REQUIRED WORK
Go through the entries below and collect each line with the string "Возможно" in it.

(Collected data entries)
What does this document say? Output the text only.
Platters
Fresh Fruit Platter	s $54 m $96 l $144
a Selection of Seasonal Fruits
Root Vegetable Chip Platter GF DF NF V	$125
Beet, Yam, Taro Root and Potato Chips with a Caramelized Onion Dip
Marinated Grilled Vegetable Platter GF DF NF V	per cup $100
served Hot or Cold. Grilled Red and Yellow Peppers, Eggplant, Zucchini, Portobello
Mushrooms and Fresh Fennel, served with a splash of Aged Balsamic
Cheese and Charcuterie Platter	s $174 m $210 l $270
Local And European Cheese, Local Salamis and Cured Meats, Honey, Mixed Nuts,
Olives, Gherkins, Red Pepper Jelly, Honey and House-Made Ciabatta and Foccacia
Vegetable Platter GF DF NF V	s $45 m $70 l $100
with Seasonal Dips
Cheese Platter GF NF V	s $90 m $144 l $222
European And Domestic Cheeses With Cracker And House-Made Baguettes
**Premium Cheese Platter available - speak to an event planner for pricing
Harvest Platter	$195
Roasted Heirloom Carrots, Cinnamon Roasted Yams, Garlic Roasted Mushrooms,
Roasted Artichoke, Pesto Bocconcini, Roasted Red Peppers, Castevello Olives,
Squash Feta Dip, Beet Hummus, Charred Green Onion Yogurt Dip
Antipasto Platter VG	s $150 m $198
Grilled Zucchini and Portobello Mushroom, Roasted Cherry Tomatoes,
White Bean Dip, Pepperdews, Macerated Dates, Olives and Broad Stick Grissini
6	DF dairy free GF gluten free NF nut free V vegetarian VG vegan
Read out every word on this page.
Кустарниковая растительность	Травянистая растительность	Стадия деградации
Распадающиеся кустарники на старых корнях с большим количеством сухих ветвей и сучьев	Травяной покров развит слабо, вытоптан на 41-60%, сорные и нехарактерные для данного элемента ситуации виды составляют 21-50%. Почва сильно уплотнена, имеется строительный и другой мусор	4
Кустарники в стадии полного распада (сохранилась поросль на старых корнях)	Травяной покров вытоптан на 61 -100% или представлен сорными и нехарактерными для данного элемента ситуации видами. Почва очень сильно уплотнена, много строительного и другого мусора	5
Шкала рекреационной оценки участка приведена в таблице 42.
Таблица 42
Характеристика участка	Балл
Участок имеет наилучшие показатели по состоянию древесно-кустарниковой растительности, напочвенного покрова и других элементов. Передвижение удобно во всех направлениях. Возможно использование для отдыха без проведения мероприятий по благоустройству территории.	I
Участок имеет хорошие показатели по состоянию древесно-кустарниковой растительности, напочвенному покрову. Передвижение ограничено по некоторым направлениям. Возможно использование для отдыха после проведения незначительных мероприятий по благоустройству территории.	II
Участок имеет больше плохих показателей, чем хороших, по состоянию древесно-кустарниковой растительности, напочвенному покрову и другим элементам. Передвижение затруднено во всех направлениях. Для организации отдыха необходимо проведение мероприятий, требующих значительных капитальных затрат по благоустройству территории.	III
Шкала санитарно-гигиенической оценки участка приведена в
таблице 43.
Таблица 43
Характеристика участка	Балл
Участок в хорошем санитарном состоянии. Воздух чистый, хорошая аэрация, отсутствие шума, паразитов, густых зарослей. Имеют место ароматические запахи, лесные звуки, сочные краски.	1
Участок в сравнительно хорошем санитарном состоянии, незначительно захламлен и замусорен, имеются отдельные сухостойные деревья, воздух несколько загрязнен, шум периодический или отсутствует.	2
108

* * *

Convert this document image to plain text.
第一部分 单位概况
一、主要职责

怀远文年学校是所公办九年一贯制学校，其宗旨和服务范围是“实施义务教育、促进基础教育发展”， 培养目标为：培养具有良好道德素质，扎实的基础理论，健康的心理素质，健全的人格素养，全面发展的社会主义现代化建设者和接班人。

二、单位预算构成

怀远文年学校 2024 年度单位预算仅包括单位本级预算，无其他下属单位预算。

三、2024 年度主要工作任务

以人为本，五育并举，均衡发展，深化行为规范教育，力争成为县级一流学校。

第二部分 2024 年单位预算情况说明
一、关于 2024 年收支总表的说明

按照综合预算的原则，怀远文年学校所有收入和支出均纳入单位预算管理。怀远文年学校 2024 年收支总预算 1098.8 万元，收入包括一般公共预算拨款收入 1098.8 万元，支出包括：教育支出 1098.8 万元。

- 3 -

SOLUTION BELOW
Участок имеет наилучшие показатели по состоянию древесно-кустарниковой растительности, напочвенного покрова и других элементов. Передвижение удобно во всех направлениях. Возможно использование для отдыха без проведения мероприятий по благоустройству территории.	I
Участок имеет хорошие показатели по состоянию древесно-кустарниковой растительности, напочвенному покрову. Передвижение ограничено по некоторым направлениям. Возможно использование для отдыха после проведения незначительных мероприятий по благоустройству территории.	II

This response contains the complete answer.